Record excerpts
=-=-=-=-=
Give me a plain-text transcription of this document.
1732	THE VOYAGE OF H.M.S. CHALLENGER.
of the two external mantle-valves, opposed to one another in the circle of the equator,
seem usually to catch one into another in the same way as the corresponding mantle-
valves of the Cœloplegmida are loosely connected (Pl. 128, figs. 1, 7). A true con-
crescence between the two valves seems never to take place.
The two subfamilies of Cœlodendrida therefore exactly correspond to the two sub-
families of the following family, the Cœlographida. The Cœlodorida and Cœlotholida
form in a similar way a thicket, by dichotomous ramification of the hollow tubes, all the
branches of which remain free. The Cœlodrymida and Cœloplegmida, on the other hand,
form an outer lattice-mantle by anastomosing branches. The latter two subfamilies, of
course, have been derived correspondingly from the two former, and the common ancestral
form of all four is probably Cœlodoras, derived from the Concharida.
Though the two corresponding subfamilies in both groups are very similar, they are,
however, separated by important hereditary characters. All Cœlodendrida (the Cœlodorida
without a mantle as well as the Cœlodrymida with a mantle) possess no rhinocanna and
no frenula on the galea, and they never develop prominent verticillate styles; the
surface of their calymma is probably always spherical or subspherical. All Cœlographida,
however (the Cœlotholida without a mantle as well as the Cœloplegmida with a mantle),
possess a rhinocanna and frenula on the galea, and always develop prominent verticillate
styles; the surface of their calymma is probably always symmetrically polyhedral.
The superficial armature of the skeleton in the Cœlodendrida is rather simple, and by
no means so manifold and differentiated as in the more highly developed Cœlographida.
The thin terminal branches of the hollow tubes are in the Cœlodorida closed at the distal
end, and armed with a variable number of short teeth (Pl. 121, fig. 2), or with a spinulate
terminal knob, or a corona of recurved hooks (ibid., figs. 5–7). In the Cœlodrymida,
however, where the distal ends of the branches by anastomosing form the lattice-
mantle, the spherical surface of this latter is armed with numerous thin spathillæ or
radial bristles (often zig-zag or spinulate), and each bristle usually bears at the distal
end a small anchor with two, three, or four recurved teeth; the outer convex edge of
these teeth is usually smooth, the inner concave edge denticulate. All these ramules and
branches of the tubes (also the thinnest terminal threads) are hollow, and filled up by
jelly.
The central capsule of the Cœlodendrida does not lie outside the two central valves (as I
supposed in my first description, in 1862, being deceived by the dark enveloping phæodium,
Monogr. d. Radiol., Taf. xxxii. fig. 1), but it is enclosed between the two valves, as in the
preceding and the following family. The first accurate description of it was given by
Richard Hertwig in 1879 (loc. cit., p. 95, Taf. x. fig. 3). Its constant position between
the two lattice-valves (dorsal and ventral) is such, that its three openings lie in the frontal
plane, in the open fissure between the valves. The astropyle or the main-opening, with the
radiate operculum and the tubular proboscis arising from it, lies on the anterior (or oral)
=-=-=-=-=
Exercise goal
Write the data out again in full and exactly.

Right answer
Give me a plain-text transcription of this document.
1732	THE VOYAGE OF H.M.S. CHALLENGER.
of the two external mantle-valves, opposed to one another in the circle of the equator,
seem usually to catch one into another in the same way as the corresponding mantle-
valves of the Cœloplegmida are loosely connected (Pl. 128, figs. 1, 7). A true con-
crescence between the two valves seems never to take place.
The two subfamilies of Cœlodendrida therefore exactly correspond to the two sub-
families of the following family, the Cœlographida. The Cœlodorida and Cœlotholida
form in a similar way a thicket, by dichotomous ramification of the hollow tubes, all the
branches of which remain free. The Cœlodrymida and Cœloplegmida, on the other hand,
form an outer lattice-mantle by anastomosing branches. The latter two subfamilies, of
course, have been derived correspondingly from the two former, and the common ancestral
form of all four is probably Cœlodoras, derived from the Concharida.
Though the two corresponding subfamilies in both groups are very similar, they are,
however, separated by important hereditary characters. All Cœlodendrida (the Cœlodorida
without a mantle as well as the Cœlodrymida with a mantle) possess no rhinocanna and
no frenula on the galea, and they never develop prominent verticillate styles; the
surface of their calymma is probably always spherical or subspherical. All Cœlographida,
however (the Cœlotholida without a mantle as well as the Cœloplegmida with a mantle),
possess a rhinocanna and frenula on the galea, and always develop prominent verticillate
styles; the surface of their calymma is probably always symmetrically polyhedral.
The superficial armature of the skeleton in the Cœlodendrida is rather simple, and by
no means so manifold and differentiated as in the more highly developed Cœlographida.
The thin terminal branches of the hollow tubes are in the Cœlodorida closed at the distal
end, and armed with a variable number of short teeth (Pl. 121, fig. 2), or with a spinulate
terminal knob, or a corona of recurved hooks (ibid., figs. 5–7). In the Cœlodrymida,
however, where the distal ends of the branches by anastomosing form the lattice-
mantle, the spherical surface of this latter is armed with numerous thin spathillæ or
radial bristles (often zig-zag or spinulate), and each bristle usually bears at the distal
end a small anchor with two, three, or four recurved teeth; the outer convex edge of
these teeth is usually smooth, the inner concave edge denticulate. All these ramules and
branches of the tubes (also the thinnest terminal threads) are hollow, and filled up by
jelly.
The central capsule of the Cœlodendrida does not lie outside the two central valves (as I
supposed in my first description, in 1862, being deceived by the dark enveloping phæodium,
Monogr. d. Radiol., Taf. xxxii. fig. 1), but it is enclosed between the two valves, as in the
preceding and the following family. The first accurate description of it was given by
Richard Hertwig in 1879 (loc. cit., p. 95, Taf. x. fig. 3). Its constant position between
the two lattice-valves (dorsal and ventral) is such, that its three openings lie in the frontal
plane, in the open fissure between the valves. The astropyle or the main-opening, with the
radiate operculum and the tubular proboscis arising from it, lies on the anterior (or oral)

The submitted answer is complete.